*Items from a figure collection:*
## begin

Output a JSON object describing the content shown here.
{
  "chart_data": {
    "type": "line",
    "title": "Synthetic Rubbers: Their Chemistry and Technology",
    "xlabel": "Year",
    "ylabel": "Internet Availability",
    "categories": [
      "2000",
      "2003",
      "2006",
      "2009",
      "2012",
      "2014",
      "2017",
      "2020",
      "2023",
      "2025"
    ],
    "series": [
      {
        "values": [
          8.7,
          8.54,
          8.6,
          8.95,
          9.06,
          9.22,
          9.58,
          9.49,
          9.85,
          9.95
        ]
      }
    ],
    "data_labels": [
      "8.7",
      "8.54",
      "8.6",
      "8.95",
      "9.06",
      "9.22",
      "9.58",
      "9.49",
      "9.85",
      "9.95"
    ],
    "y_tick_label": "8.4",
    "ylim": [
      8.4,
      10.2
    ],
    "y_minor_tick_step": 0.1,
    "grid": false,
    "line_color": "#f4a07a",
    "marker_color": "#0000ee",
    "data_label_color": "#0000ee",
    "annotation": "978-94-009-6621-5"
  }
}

## end
## begin

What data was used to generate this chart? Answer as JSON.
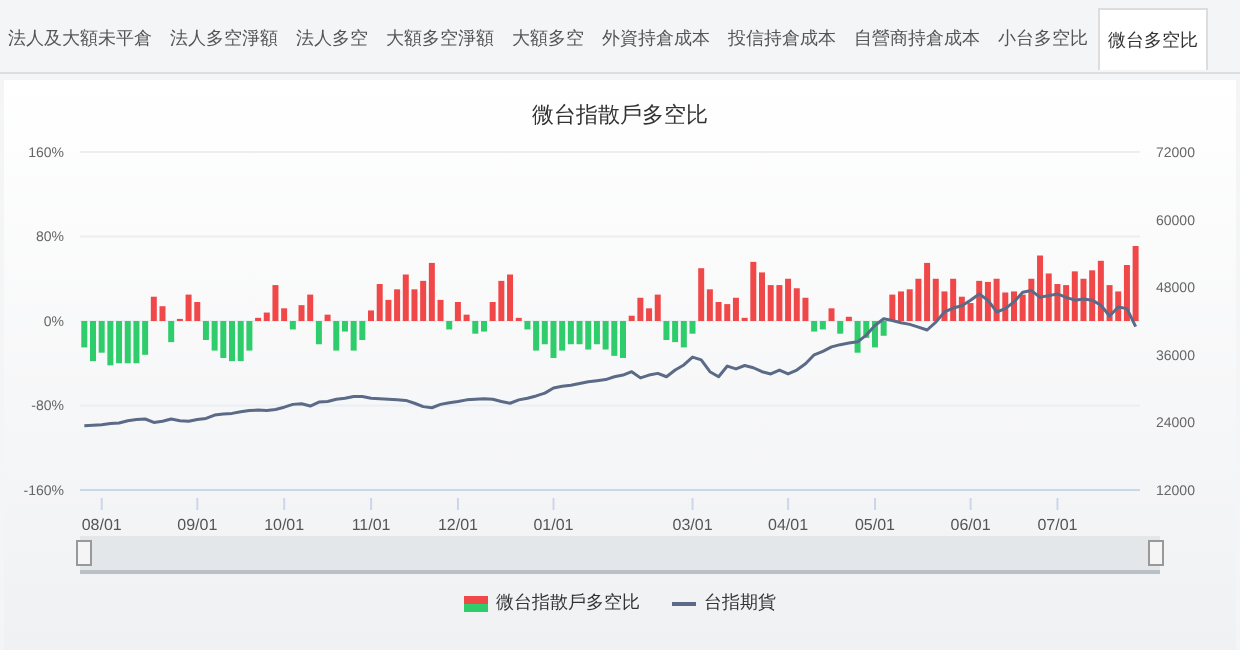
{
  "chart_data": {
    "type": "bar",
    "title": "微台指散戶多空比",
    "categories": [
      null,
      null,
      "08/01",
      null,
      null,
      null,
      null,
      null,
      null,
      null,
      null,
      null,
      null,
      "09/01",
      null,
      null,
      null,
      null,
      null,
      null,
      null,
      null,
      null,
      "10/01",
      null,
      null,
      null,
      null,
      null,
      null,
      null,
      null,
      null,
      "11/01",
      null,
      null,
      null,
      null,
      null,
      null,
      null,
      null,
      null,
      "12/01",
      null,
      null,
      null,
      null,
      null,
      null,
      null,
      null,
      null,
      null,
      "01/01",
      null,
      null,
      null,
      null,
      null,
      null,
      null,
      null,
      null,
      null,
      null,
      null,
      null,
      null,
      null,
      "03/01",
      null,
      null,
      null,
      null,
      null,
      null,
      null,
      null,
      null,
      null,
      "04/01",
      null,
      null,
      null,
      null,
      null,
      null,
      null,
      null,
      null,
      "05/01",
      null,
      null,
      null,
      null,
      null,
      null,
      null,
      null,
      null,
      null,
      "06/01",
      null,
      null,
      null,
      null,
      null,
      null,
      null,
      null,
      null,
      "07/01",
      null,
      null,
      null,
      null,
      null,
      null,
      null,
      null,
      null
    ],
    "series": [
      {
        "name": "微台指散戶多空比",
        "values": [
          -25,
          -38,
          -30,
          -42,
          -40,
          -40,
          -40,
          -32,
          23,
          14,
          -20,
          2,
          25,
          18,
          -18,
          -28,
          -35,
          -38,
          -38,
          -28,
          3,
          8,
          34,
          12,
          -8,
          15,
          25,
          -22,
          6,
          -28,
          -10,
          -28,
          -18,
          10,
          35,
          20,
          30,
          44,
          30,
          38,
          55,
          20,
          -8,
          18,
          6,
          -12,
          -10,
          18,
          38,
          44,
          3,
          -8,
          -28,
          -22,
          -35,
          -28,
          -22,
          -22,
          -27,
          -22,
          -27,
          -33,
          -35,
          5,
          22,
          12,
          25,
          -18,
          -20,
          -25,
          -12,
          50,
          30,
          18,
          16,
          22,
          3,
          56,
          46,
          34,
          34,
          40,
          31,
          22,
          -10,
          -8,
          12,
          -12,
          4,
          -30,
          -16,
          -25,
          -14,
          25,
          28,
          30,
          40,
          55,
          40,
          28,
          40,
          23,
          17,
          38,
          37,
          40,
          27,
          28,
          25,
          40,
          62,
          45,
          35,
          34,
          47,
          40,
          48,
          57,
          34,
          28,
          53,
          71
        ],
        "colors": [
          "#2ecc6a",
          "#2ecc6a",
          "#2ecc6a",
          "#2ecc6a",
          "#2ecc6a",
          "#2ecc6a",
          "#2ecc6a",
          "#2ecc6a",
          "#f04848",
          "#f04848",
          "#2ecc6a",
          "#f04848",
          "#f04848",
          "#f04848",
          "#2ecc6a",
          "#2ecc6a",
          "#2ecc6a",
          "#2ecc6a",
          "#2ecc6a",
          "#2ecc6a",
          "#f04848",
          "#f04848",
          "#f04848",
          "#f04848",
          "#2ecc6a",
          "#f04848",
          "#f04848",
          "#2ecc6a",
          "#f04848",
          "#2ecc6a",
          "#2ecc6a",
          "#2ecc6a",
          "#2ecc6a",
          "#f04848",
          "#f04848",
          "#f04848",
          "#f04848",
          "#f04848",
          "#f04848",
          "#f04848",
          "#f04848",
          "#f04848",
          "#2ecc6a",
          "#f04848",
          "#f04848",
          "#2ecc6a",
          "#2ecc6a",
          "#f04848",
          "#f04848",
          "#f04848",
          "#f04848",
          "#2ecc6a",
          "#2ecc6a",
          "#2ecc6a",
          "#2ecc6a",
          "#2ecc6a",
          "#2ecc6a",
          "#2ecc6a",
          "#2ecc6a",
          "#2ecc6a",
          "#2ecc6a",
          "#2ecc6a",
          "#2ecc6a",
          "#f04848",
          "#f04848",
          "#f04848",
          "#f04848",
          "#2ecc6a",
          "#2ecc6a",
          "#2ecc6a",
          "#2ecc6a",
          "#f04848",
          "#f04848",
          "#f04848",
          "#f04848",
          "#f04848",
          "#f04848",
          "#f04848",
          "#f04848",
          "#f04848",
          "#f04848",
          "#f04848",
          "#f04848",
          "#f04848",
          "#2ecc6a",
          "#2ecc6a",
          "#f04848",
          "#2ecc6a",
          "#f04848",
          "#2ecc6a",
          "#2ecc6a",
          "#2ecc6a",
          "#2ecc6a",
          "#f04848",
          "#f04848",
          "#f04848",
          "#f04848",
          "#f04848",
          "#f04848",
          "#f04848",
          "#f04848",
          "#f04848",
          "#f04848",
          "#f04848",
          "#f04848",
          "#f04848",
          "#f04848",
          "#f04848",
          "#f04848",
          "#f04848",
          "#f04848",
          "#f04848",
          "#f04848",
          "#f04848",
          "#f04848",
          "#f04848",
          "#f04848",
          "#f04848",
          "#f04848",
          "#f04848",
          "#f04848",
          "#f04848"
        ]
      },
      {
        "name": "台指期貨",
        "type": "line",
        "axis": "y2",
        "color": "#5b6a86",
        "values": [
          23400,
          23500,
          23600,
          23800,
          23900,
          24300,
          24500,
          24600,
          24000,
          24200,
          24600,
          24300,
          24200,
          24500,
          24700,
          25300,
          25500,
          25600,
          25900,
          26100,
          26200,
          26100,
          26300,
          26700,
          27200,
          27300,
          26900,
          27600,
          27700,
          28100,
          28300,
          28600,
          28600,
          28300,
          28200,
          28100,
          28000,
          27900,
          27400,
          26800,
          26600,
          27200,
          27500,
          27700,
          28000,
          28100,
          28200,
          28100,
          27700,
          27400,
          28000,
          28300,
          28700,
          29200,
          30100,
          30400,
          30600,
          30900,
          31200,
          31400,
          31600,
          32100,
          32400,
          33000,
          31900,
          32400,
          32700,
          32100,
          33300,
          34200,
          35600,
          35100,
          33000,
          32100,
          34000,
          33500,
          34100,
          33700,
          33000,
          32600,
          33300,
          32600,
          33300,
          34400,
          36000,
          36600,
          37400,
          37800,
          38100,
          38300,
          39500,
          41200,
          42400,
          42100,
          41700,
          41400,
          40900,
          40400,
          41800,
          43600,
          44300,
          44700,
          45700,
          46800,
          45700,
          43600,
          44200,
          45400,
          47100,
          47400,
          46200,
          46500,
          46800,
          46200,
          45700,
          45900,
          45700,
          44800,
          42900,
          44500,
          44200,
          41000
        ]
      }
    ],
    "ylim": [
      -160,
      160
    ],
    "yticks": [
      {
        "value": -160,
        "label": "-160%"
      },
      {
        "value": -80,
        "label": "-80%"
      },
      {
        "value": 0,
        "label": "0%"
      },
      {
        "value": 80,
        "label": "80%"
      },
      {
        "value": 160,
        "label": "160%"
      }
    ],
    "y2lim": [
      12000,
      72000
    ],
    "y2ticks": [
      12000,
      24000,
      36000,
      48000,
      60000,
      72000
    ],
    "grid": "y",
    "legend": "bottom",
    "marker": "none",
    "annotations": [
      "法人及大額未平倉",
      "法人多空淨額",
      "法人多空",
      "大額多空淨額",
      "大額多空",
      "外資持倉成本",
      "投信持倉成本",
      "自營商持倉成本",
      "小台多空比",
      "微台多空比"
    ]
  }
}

## end
## begin

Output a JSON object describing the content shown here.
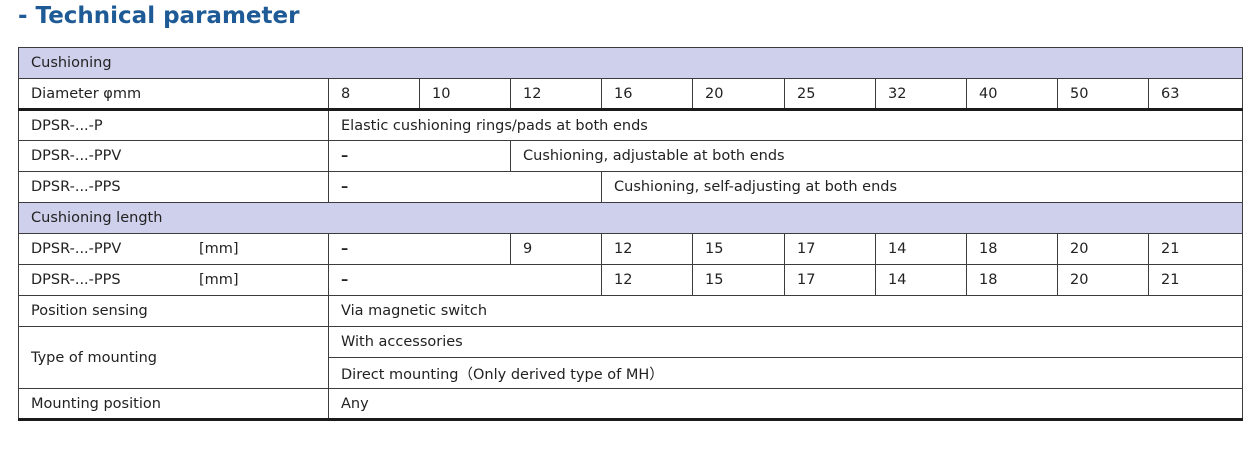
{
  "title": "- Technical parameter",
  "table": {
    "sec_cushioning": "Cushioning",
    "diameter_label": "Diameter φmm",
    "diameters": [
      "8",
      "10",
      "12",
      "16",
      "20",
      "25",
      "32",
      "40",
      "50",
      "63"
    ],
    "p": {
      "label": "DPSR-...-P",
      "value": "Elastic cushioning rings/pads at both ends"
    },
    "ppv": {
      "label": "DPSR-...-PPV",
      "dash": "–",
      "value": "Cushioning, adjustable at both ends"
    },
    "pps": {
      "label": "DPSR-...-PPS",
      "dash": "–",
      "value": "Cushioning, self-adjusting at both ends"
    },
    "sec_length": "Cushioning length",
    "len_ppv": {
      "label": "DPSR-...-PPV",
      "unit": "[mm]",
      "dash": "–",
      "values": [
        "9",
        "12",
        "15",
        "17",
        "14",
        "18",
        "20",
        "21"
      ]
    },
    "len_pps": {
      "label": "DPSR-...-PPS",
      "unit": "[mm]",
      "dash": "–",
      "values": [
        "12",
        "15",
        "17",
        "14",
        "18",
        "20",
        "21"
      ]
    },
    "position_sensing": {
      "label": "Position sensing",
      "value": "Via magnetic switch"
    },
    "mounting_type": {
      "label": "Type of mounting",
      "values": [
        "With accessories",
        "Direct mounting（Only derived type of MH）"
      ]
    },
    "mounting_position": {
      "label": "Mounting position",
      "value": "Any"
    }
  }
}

## end

Extract all lines that hold the word "ends".

*Answer to the problem:*
      "value": "Elastic cushioning rings/pads at both ends"
      "value": "Cushioning, adjustable at both ends"
      "value": "Cushioning, self-adjusting at both ends"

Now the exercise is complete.